§ **SET PROBLEM**:
The entries need to be copied exactly.

§ **RECORDS FOR THE EXERCISE**:
+--
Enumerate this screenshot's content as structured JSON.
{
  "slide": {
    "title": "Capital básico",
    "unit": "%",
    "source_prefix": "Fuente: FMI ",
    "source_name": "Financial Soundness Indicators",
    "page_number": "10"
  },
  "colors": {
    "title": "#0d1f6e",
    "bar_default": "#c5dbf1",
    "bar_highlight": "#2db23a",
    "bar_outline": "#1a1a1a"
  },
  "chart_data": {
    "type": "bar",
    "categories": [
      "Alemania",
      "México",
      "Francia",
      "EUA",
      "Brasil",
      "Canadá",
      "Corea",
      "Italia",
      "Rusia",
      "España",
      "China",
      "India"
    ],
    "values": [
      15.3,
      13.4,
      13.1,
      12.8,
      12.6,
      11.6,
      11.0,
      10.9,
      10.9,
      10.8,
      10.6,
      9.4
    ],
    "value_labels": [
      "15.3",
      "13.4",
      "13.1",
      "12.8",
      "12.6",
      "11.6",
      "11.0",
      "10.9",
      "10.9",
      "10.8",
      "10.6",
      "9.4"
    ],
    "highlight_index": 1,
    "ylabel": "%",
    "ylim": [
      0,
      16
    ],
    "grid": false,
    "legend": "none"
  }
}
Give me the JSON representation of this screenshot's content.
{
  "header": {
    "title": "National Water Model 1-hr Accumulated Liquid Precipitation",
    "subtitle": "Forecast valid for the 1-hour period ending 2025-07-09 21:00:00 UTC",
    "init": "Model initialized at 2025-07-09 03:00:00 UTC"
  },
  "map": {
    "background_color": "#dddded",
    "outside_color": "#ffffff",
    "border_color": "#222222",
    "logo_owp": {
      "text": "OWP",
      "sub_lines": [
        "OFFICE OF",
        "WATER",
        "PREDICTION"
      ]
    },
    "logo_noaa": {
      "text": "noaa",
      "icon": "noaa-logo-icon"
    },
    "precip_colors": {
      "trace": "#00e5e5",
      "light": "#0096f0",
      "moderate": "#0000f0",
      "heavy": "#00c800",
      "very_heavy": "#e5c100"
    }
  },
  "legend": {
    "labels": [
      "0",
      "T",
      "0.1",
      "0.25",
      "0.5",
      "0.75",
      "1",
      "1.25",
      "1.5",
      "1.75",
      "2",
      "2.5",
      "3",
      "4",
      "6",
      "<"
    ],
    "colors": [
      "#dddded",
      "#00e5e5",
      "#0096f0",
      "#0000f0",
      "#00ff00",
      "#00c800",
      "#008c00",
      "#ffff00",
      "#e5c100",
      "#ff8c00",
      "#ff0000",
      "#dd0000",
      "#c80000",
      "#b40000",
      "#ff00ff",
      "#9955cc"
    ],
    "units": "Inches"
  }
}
+--
§ **THE SOLUTION**:
Enumerate this screenshot's content as structured JSON.
{
  "slide": {
    "title": "Capital básico",
    "unit": "%",
    "source_prefix": "Fuente: FMI ",
    "source_name": "Financial Soundness Indicators",
    "page_number": "10"
  },
  "colors": {
    "title": "#0d1f6e",
    "bar_default": "#c5dbf1",
    "bar_highlight": "#2db23a",
    "bar_outline": "#1a1a1a"
  },
  "chart_data": {
    "type": "bar",
    "categories": [
      "Alemania",
      "México",
      "Francia",
      "EUA",
      "Brasil",
      "Canadá",
      "Corea",
      "Italia",
      "Rusia",
      "España",
      "China",
      "India"
    ],
    "values": [
      15.3,
      13.4,
      13.1,
      12.8,
      12.6,
      11.6,
      11.0,
      10.9,
      10.9,
      10.8,
      10.6,
      9.4
    ],
    "value_labels": [
      "15.3",
      "13.4",
      "13.1",
      "12.8",
      "12.6",
      "11.6",
      "11.0",
      "10.9",
      "10.9",
      "10.8",
      "10.6",
      "9.4"
    ],
    "highlight_index": 1,
    "ylabel": "%",
    "ylim": [
      0,
      16
    ],
    "grid": false,
    "legend": "none"
  }
}
Give me the JSON representation of this screenshot's content.
{
  "header": {
    "title": "National Water Model 1-hr Accumulated Liquid Precipitation",
    "subtitle": "Forecast valid for the 1-hour period ending 2025-07-09 21:00:00 UTC",
    "init": "Model initialized at 2025-07-09 03:00:00 UTC"
  },
  "map": {
    "background_color": "#dddded",
    "outside_color": "#ffffff",
    "border_color": "#222222",
    "logo_owp": {
      "text": "OWP",
      "sub_lines": [
        "OFFICE OF",
        "WATER",
        "PREDICTION"
      ]
    },
    "logo_noaa": {
      "text": "noaa",
      "icon": "noaa-logo-icon"
    },
    "precip_colors": {
      "trace": "#00e5e5",
      "light": "#0096f0",
      "moderate": "#0000f0",
      "heavy": "#00c800",
      "very_heavy": "#e5c100"
    }
  },
  "legend": {
    "labels": [
      "0",
      "T",
      "0.1",
      "0.25",
      "0.5",
      "0.75",
      "1",
      "1.25",
      "1.5",
      "1.75",
      "2",
      "2.5",
      "3",
      "4",
      "6",
      "<"
    ],
    "colors": [
      "#dddded",
      "#00e5e5",
      "#0096f0",
      "#0000f0",
      "#00ff00",
      "#00c800",
      "#008c00",
      "#ffff00",
      "#e5c100",
      "#ff8c00",
      "#ff0000",
      "#dd0000",
      "#c80000",
      "#b40000",
      "#ff00ff",
      "#9955cc"
    ],
    "units": "Inches"
  }
}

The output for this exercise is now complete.